◆ **THE TASK**: Set down all of these records again, line for line, without changing anything.

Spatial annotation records
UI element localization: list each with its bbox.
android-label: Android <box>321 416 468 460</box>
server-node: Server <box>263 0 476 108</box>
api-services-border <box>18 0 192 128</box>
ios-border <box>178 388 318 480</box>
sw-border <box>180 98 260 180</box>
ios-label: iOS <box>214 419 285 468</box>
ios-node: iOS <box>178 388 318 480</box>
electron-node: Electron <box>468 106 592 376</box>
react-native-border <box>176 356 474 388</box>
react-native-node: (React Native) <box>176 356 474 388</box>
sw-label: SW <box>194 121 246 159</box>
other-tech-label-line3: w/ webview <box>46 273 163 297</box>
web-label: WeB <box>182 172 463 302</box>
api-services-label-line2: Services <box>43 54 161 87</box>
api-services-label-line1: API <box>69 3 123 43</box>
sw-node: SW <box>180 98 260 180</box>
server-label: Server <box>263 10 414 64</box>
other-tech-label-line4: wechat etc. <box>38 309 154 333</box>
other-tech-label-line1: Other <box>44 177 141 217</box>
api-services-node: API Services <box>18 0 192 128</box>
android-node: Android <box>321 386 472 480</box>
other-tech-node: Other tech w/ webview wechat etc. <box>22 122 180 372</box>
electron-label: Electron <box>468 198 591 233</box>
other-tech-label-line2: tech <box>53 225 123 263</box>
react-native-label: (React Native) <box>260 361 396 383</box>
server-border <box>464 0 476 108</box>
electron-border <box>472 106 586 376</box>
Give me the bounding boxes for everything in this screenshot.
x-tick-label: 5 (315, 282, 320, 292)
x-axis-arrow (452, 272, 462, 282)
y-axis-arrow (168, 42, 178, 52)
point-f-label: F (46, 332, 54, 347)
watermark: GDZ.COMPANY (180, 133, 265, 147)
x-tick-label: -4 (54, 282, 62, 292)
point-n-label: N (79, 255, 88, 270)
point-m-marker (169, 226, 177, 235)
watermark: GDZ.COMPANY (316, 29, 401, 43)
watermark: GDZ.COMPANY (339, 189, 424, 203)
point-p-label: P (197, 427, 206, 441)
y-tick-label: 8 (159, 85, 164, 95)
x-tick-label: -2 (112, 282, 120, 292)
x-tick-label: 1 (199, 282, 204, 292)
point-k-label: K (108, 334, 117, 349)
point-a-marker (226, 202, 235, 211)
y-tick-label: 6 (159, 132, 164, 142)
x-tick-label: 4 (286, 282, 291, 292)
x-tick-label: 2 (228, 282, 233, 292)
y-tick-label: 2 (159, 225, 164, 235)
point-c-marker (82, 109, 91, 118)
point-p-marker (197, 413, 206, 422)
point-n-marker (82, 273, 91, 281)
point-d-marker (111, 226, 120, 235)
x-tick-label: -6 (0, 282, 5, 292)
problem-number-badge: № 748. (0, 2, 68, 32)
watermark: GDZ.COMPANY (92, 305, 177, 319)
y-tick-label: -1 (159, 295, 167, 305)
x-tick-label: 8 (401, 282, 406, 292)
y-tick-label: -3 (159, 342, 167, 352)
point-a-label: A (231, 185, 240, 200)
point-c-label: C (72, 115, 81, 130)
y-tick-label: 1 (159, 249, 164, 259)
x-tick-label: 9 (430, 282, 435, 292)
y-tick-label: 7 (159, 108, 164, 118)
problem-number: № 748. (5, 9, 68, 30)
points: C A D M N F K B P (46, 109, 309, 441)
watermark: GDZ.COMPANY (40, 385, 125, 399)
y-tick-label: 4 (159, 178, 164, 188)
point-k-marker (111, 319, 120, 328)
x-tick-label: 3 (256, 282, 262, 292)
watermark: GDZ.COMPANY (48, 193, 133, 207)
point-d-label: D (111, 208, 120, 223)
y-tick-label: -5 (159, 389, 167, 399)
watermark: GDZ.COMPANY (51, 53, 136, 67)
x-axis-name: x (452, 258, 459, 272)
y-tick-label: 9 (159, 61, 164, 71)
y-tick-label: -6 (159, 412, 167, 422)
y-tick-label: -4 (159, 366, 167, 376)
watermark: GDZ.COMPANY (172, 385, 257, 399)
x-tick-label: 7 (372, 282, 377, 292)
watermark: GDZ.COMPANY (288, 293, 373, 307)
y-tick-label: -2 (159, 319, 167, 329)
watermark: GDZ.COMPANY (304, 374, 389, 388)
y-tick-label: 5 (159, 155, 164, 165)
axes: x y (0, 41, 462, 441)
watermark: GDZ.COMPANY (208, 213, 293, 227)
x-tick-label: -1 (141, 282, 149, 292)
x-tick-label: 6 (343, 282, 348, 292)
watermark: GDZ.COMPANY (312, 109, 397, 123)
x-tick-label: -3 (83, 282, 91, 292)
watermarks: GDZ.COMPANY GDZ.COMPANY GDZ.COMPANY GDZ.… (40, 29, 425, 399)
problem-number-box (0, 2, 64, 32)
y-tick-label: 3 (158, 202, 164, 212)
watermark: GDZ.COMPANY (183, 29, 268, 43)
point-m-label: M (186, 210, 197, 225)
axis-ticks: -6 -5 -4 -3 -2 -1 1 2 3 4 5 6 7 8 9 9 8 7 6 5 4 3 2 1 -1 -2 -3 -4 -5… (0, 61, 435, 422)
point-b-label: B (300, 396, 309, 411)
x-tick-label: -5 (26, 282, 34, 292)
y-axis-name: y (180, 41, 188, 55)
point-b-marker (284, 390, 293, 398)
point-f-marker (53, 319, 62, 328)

◆ **EXERCISE RESPONSE**:
UI element localization: list each with its bbox.
android-label: Android <box>321 416 468 460</box>
server-node: Server <box>263 0 476 108</box>
api-services-border <box>18 0 192 128</box>
ios-border <box>178 388 318 480</box>
sw-border <box>180 98 260 180</box>
ios-label: iOS <box>214 419 285 468</box>
ios-node: iOS <box>178 388 318 480</box>
electron-node: Electron <box>468 106 592 376</box>
react-native-border <box>176 356 474 388</box>
react-native-node: (React Native) <box>176 356 474 388</box>
sw-label: SW <box>194 121 246 159</box>
other-tech-label-line3: w/ webview <box>46 273 163 297</box>
web-label: WeB <box>182 172 463 302</box>
api-services-label-line2: Services <box>43 54 161 87</box>
api-services-label-line1: API <box>69 3 123 43</box>
sw-node: SW <box>180 98 260 180</box>
server-label: Server <box>263 10 414 64</box>
other-tech-label-line4: wechat etc. <box>38 309 154 333</box>
other-tech-label-line1: Other <box>44 177 141 217</box>
api-services-node: API Services <box>18 0 192 128</box>
android-node: Android <box>321 386 472 480</box>
other-tech-node: Other tech w/ webview wechat etc. <box>22 122 180 372</box>
electron-label: Electron <box>468 198 591 233</box>
other-tech-label-line2: tech <box>53 225 123 263</box>
react-native-label: (React Native) <box>260 361 396 383</box>
server-border <box>464 0 476 108</box>
electron-border <box>472 106 586 376</box>
Give me the bounding boxes for everything in this screenshot.
x-tick-label: 5 (315, 282, 320, 292)
x-axis-arrow (452, 272, 462, 282)
y-axis-arrow (168, 42, 178, 52)
point-f-label: F (46, 332, 54, 347)
watermark: GDZ.COMPANY (180, 133, 265, 147)
x-tick-label: -4 (54, 282, 62, 292)
point-n-label: N (79, 255, 88, 270)
point-m-marker (169, 226, 177, 235)
watermark: GDZ.COMPANY (316, 29, 401, 43)
watermark: GDZ.COMPANY (339, 189, 424, 203)
point-p-label: P (197, 427, 206, 441)
y-tick-label: 8 (159, 85, 164, 95)
x-tick-label: -2 (112, 282, 120, 292)
x-tick-label: 1 (199, 282, 204, 292)
point-k-label: K (108, 334, 117, 349)
point-a-marker (226, 202, 235, 211)
y-tick-label: 6 (159, 132, 164, 142)
x-tick-label: 4 (286, 282, 291, 292)
x-tick-label: 2 (228, 282, 233, 292)
y-tick-label: 2 (159, 225, 164, 235)
point-c-marker (82, 109, 91, 118)
point-p-marker (197, 413, 206, 422)
point-n-marker (82, 273, 91, 281)
point-d-marker (111, 226, 120, 235)
x-tick-label: -6 (0, 282, 5, 292)
problem-number-badge: № 748. (0, 2, 68, 32)
watermark: GDZ.COMPANY (92, 305, 177, 319)
y-tick-label: -1 (159, 295, 167, 305)
x-tick-label: 8 (401, 282, 406, 292)
y-tick-label: -3 (159, 342, 167, 352)
point-a-label: A (231, 185, 240, 200)
point-c-label: C (72, 115, 81, 130)
y-tick-label: 1 (159, 249, 164, 259)
x-tick-label: 9 (430, 282, 435, 292)
y-tick-label: 7 (159, 108, 164, 118)
problem-number: № 748. (5, 9, 68, 30)
points: C A D M N F K B P (46, 109, 309, 441)
watermark: GDZ.COMPANY (40, 385, 125, 399)
y-tick-label: 4 (159, 178, 164, 188)
point-k-marker (111, 319, 120, 328)
x-tick-label: 3 (256, 282, 262, 292)
watermark: GDZ.COMPANY (48, 193, 133, 207)
point-d-label: D (111, 208, 120, 223)
y-tick-label: -5 (159, 389, 167, 399)
watermark: GDZ.COMPANY (51, 53, 136, 67)
x-axis-name: x (452, 258, 459, 272)
y-tick-label: 9 (159, 61, 164, 71)
y-tick-label: -6 (159, 412, 167, 422)
y-tick-label: -4 (159, 366, 167, 376)
watermark: GDZ.COMPANY (172, 385, 257, 399)
x-tick-label: 7 (372, 282, 377, 292)
watermark: GDZ.COMPANY (288, 293, 373, 307)
y-tick-label: -2 (159, 319, 167, 329)
watermark: GDZ.COMPANY (304, 374, 389, 388)
y-tick-label: 5 (159, 155, 164, 165)
axes: x y (0, 41, 462, 441)
watermark: GDZ.COMPANY (208, 213, 293, 227)
x-tick-label: -1 (141, 282, 149, 292)
x-tick-label: 6 (343, 282, 348, 292)
watermark: GDZ.COMPANY (312, 109, 397, 123)
x-tick-label: -3 (83, 282, 91, 292)
watermarks: GDZ.COMPANY GDZ.COMPANY GDZ.COMPANY GDZ.… (40, 29, 425, 399)
problem-number-box (0, 2, 64, 32)
y-tick-label: 3 (158, 202, 164, 212)
watermark: GDZ.COMPANY (183, 29, 268, 43)
point-m-label: M (186, 210, 197, 225)
axis-ticks: -6 -5 -4 -3 -2 -1 1 2 3 4 5 6 7 8 9 9 8 7 6 5 4 3 2 1 -1 -2 -3 -4 -5… (0, 61, 435, 422)
point-b-label: B (300, 396, 309, 411)
x-tick-label: -5 (26, 282, 34, 292)
y-axis-name: y (180, 41, 188, 55)
point-b-marker (284, 390, 293, 398)
point-f-marker (53, 319, 62, 328)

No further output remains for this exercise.